> **Directions for this task**
Quote every line below exactly and skip any picture.

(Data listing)

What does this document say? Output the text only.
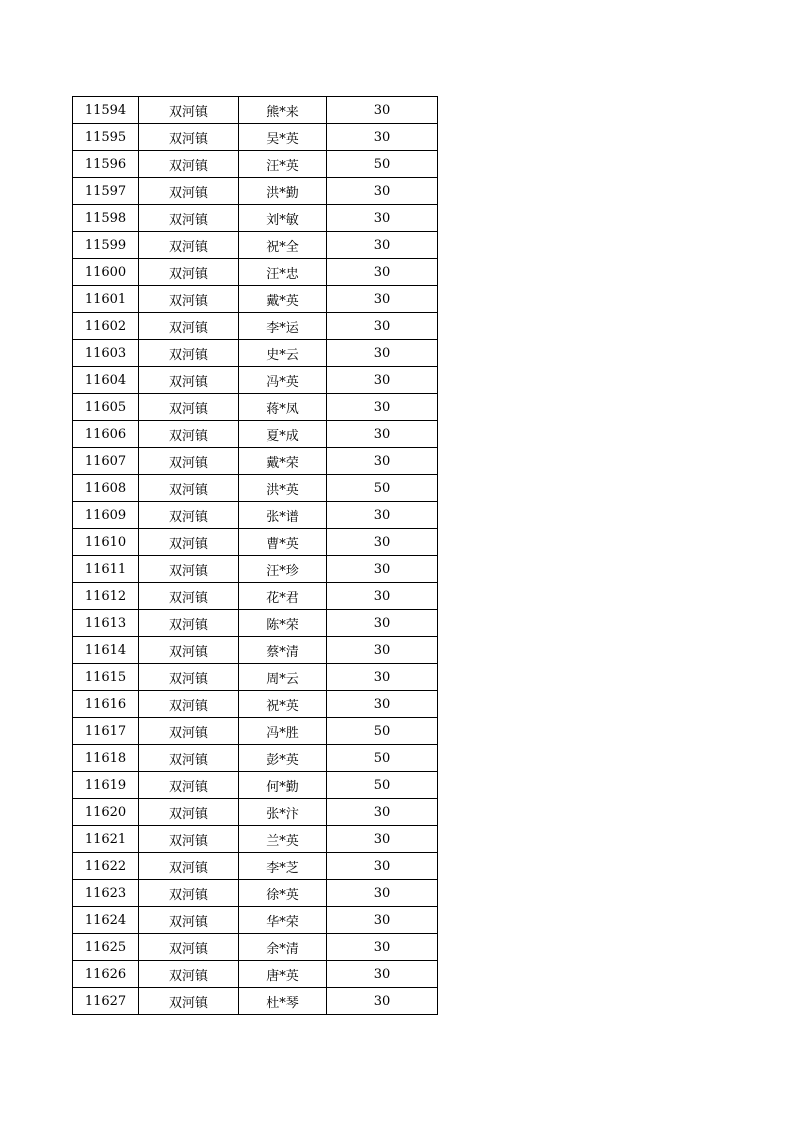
11594	双河镇	熊*来	30
11595	双河镇	吴*英	30
11596	双河镇	汪*英	50
11597	双河镇	洪*勤	30
11598	双河镇	刘*敏	30
11599	双河镇	祝*全	30
11600	双河镇	汪*忠	30
11601	双河镇	戴*英	30
11602	双河镇	李*运	30
11603	双河镇	史*云	30
11604	双河镇	冯*英	30
11605	双河镇	蒋*凤	30
11606	双河镇	夏*成	30
11607	双河镇	戴*荣	30
11608	双河镇	洪*英	50
11609	双河镇	张*谱	30
11610	双河镇	曹*英	30
11611	双河镇	汪*珍	30
11612	双河镇	花*君	30
11613	双河镇	陈*荣	30
11614	双河镇	蔡*清	30
11615	双河镇	周*云	30
11616	双河镇	祝*英	30
11617	双河镇	冯*胜	50
11618	双河镇	彭*英	50
11619	双河镇	何*勤	50
11620	双河镇	张*汴	30
11621	双河镇	兰*英	30
11622	双河镇	李*芝	30
11623	双河镇	徐*英	30
11624	双河镇	华*荣	30
11625	双河镇	余*清	30
11626	双河镇	唐*英	30
11627	双河镇	杜*琴	30
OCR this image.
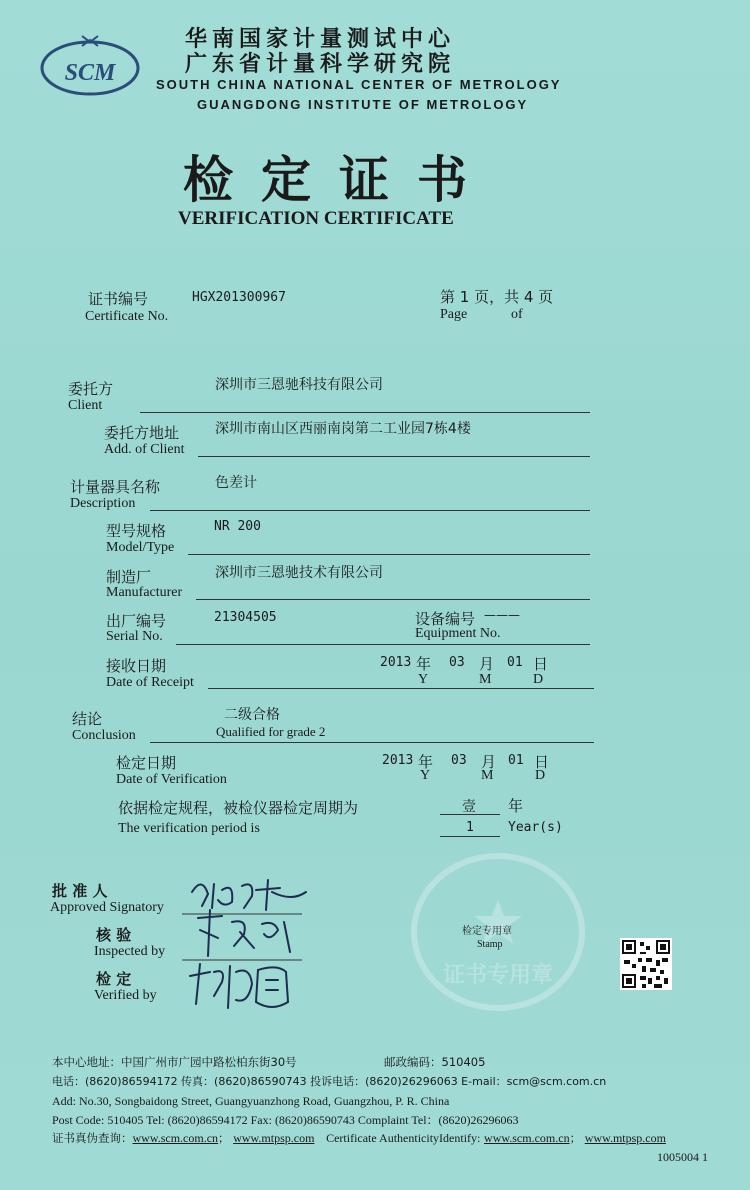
SCM
华南国家计量测试中心
广东省计量科学研究院
SOUTH CHINA NATIONAL CENTER OF METROLOGY
GUANGDONG INSTITUTE OF METROLOGY
检定证书
VERIFICATION CERTIFICATE
证书编号
Certificate No.
HGX201300967	第 1 页，共 4 页
Page	of
委托方
Client
深圳市三恩驰科技有限公司
委托方地址
Add. of Client
深圳市南山区西丽南岗第二工业园7栋4楼
计量器具名称
Description
色差计
型号规格
Model/Type
NR 200
制造厂
Manufacturer
深圳市三恩驰技术有限公司
出厂编号
Serial No.
21304505	设备编号
Equipment No.
———
接收日期
Date of Receipt
2013 年 03 月 01 日
Y	M	D
结论
Conclusion
二级合格
Qualified for grade 2
检定日期
Date of Verification
2013 年 03 月 01 日
Y	M	D
依据检定规程，被检仪器检定周期为
The verification period is
壹 年
1	Year(s)
批 准 人
Approved Signatory
核 验
Inspected by
检 定
Verified by
证书专用章
检定专用章
Stamp
本中心地址：中国广州市广园中路松柏东街30号	邮政编码：510405
电话：(8620)86594172 传真：(8620)86590743 投诉电话：(8620)26296063 E-mail：scm@scm.com.cn
Add: No.30, Songbaidong Street, Guangyuanzhong Road, Guangzhou, P. R. China
Post Code: 510405 Tel: (8620)86594172 Fax: (8620)86590743 Complaint Tel：(8620)26296063
证书真伪查询：www.scm.com.cn； www.mtpsp.com Certificate AuthenticityIdentify: www.scm.com.cn； www.mtpsp.com
1005004 1
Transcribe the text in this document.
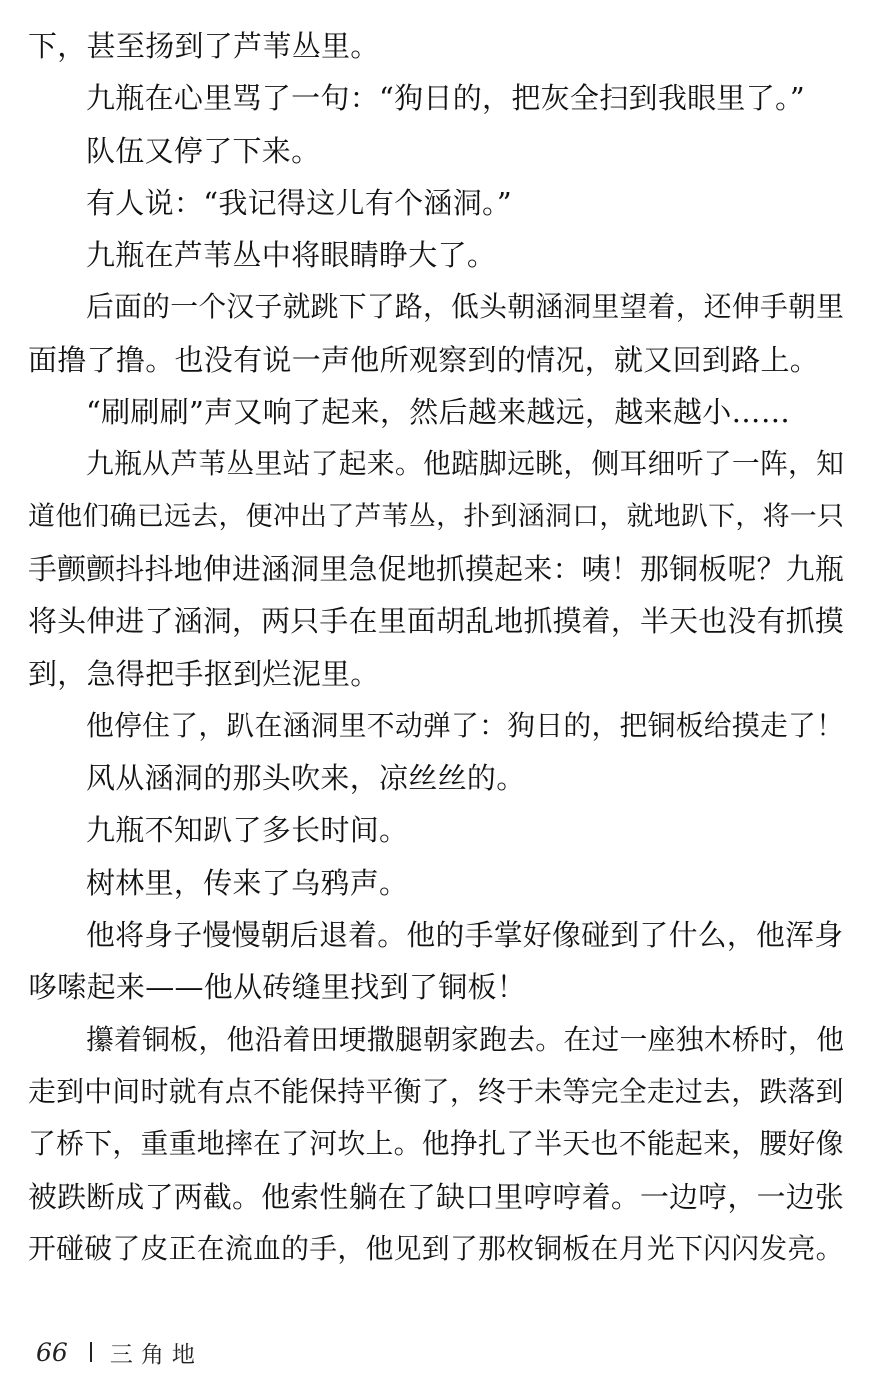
下，甚至扬到了芦苇丛里。
九瓶在心里骂了一句：“狗日的，把灰全扫到我眼里了。”
队伍又停了下来。
有人说：“我记得这儿有个涵洞。”
九瓶在芦苇丛中将眼睛睁大了。
后面的一个汉子就跳下了路，低头朝涵洞里望着，还伸手朝里
面撸了撸。也没有说一声他所观察到的情况，就又回到路上。
“刷刷刷”声又响了起来，然后越来越远，越来越小……
九瓶从芦苇丛里站了起来。他踮脚远眺，侧耳细听了一阵，知
道他们确已远去，便冲出了芦苇丛，扑到涵洞口，就地趴下，将一只
手颤颤抖抖地伸进涵洞里急促地抓摸起来：咦！那铜板呢？九瓶
将头伸进了涵洞，两只手在里面胡乱地抓摸着，半天也没有抓摸
到，急得把手抠到烂泥里。
他停住了，趴在涵洞里不动弹了：狗日的，把铜板给摸走了！
风从涵洞的那头吹来，凉丝丝的。
九瓶不知趴了多长时间。
树林里，传来了乌鸦声。
他将身子慢慢朝后退着。他的手掌好像碰到了什么，他浑身
哆嗦起来——他从砖缝里找到了铜板！
攥着铜板，他沿着田埂撒腿朝家跑去。在过一座独木桥时，他
走到中间时就有点不能保持平衡了，终于未等完全走过去，跌落到
了桥下，重重地摔在了河坎上。他挣扎了半天也不能起来，腰好像
被跌断成了两截。他索性躺在了缺口里哼哼着。一边哼，一边张
开碰破了皮正在流血的手，他见到了那枚铜板在月光下闪闪发亮。
66 三角地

> **Final result**
What does this document say? Output the text only.
11594	双河镇	熊*来	30
11595	双河镇	吴*英	30
11596	双河镇	汪*英	50
11597	双河镇	洪*勤	30
11598	双河镇	刘*敏	30
11599	双河镇	祝*全	30
11600	双河镇	汪*忠	30
11601	双河镇	戴*英	30
11602	双河镇	李*运	30
11603	双河镇	史*云	30
11604	双河镇	冯*英	30
11605	双河镇	蒋*凤	30
11606	双河镇	夏*成	30
11607	双河镇	戴*荣	30
11608	双河镇	洪*英	50
11609	双河镇	张*谱	30
11610	双河镇	曹*英	30
11611	双河镇	汪*珍	30
11612	双河镇	花*君	30
11613	双河镇	陈*荣	30
11614	双河镇	蔡*清	30
11615	双河镇	周*云	30
11616	双河镇	祝*英	30
11617	双河镇	冯*胜	50
11618	双河镇	彭*英	50
11619	双河镇	何*勤	50
11620	双河镇	张*汴	30
11621	双河镇	兰*英	30
11622	双河镇	李*芝	30
11623	双河镇	徐*英	30
11624	双河镇	华*荣	30
11625	双河镇	余*清	30
11626	双河镇	唐*英	30
11627	双河镇	杜*琴	30
OCR this image.
SCM
华南国家计量测试中心
广东省计量科学研究院
SOUTH CHINA NATIONAL CENTER OF METROLOGY
GUANGDONG INSTITUTE OF METROLOGY
检定证书
VERIFICATION CERTIFICATE
证书编号
Certificate No.
HGX201300967	第 1 页，共 4 页
Page	of
委托方
Client
深圳市三恩驰科技有限公司
委托方地址
Add. of Client
深圳市南山区西丽南岗第二工业园7栋4楼
计量器具名称
Description
色差计
型号规格
Model/Type
NR 200
制造厂
Manufacturer
深圳市三恩驰技术有限公司
出厂编号
Serial No.
21304505	设备编号
Equipment No.
———
接收日期
Date of Receipt
2013 年 03 月 01 日
Y	M	D
结论
Conclusion
二级合格
Qualified for grade 2
检定日期
Date of Verification
2013 年 03 月 01 日
Y	M	D
依据检定规程，被检仪器检定周期为
The verification period is
壹 年
1	Year(s)
批 准 人
Approved Signatory
核 验
Inspected by
检 定
Verified by
证书专用章
检定专用章
Stamp
本中心地址：中国广州市广园中路松柏东街30号	邮政编码：510405
电话：(8620)86594172 传真：(8620)86590743 投诉电话：(8620)26296063 E-mail：scm@scm.com.cn
Add: No.30, Songbaidong Street, Guangyuanzhong Road, Guangzhou, P. R. China
Post Code: 510405 Tel: (8620)86594172 Fax: (8620)86590743 Complaint Tel：(8620)26296063
证书真伪查询：www.scm.com.cn； www.mtpsp.com Certificate AuthenticityIdentify: www.scm.com.cn； www.mtpsp.com
1005004 1
Transcribe the text in this document.
下，甚至扬到了芦苇丛里。
九瓶在心里骂了一句：“狗日的，把灰全扫到我眼里了。”
队伍又停了下来。
有人说：“我记得这儿有个涵洞。”
九瓶在芦苇丛中将眼睛睁大了。
后面的一个汉子就跳下了路，低头朝涵洞里望着，还伸手朝里
面撸了撸。也没有说一声他所观察到的情况，就又回到路上。
“刷刷刷”声又响了起来，然后越来越远，越来越小……
九瓶从芦苇丛里站了起来。他踮脚远眺，侧耳细听了一阵，知
道他们确已远去，便冲出了芦苇丛，扑到涵洞口，就地趴下，将一只
手颤颤抖抖地伸进涵洞里急促地抓摸起来：咦！那铜板呢？九瓶
将头伸进了涵洞，两只手在里面胡乱地抓摸着，半天也没有抓摸
到，急得把手抠到烂泥里。
他停住了，趴在涵洞里不动弹了：狗日的，把铜板给摸走了！
风从涵洞的那头吹来，凉丝丝的。
九瓶不知趴了多长时间。
树林里，传来了乌鸦声。
他将身子慢慢朝后退着。他的手掌好像碰到了什么，他浑身
哆嗦起来——他从砖缝里找到了铜板！
攥着铜板，他沿着田埂撒腿朝家跑去。在过一座独木桥时，他
走到中间时就有点不能保持平衡了，终于未等完全走过去，跌落到
了桥下，重重地摔在了河坎上。他挣扎了半天也不能起来，腰好像
被跌断成了两截。他索性躺在了缺口里哼哼着。一边哼，一边张
开碰破了皮正在流血的手，他见到了那枚铜板在月光下闪闪发亮。
66 三角地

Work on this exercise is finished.